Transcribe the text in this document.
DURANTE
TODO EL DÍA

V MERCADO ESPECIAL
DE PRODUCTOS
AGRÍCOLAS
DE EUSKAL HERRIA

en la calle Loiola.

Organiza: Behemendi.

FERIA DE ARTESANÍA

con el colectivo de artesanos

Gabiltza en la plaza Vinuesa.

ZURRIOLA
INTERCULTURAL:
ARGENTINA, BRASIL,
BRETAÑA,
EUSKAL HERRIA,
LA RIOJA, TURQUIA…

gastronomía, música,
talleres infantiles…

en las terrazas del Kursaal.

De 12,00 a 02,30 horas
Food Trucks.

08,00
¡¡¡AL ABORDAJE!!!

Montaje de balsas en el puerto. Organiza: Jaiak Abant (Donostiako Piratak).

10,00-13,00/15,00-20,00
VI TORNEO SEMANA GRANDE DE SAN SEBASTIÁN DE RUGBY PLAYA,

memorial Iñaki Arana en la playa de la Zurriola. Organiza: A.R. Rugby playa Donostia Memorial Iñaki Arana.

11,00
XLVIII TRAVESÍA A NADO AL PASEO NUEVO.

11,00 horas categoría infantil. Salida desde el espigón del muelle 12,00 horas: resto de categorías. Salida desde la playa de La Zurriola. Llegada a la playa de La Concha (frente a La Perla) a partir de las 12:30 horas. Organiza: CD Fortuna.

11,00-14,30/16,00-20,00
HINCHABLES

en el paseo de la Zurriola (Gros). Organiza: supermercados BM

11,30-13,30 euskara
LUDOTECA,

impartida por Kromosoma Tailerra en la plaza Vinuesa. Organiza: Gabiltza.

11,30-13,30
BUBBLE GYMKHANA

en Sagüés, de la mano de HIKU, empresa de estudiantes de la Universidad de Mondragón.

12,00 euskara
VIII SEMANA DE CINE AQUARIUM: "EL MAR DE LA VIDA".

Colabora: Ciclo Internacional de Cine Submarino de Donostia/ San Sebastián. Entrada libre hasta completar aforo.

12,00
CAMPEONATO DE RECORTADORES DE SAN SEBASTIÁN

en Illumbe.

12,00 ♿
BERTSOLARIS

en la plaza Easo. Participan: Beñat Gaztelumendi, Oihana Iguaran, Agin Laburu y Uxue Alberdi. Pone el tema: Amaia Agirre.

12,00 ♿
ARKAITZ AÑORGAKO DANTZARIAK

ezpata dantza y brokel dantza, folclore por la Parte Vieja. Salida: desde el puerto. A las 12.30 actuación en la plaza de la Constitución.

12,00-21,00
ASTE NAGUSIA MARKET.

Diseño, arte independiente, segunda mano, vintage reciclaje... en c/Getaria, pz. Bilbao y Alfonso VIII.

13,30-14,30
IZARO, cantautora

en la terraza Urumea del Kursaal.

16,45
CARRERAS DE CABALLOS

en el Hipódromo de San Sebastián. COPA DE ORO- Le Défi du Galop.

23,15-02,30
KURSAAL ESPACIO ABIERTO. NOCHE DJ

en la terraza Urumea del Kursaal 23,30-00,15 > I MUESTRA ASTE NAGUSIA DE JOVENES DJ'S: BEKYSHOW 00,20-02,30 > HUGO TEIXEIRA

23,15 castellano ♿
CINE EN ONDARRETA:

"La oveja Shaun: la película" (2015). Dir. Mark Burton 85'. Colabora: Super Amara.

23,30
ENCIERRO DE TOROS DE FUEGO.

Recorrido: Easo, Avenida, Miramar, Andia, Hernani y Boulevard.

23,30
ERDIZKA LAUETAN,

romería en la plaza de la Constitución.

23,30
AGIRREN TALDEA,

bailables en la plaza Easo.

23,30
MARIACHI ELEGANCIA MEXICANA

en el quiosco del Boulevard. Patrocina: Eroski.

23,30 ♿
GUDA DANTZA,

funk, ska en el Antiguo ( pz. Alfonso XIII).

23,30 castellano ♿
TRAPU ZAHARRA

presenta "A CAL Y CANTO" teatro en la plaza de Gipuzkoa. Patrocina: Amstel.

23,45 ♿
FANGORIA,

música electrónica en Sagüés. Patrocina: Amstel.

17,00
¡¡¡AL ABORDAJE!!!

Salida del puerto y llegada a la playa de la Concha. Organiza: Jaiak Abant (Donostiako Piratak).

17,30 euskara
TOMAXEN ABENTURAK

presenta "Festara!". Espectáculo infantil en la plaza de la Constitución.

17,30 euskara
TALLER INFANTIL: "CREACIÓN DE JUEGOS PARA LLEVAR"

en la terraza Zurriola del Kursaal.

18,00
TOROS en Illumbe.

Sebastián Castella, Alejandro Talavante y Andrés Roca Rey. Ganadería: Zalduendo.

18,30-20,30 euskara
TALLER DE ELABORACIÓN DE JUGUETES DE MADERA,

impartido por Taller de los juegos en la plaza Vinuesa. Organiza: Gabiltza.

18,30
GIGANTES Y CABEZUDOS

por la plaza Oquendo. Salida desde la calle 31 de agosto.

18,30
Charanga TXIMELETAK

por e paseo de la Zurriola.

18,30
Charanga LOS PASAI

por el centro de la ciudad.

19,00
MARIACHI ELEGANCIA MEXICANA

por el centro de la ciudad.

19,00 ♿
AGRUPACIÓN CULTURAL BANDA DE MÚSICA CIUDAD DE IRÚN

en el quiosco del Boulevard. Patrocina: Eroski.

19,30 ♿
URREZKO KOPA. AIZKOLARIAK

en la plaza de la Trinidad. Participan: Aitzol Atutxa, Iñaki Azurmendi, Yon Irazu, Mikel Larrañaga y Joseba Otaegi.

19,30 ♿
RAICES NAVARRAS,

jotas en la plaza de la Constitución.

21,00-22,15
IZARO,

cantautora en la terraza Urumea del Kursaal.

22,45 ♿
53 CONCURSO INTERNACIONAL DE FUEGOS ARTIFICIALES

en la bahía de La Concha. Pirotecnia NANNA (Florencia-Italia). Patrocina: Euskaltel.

******************************

• [Task directions] Search the data above for the string "cantautora" and copy each line that has it.

• [Problem solution]
IZARO, cantautora
cantautora en la terraza Urumea del Kursaal.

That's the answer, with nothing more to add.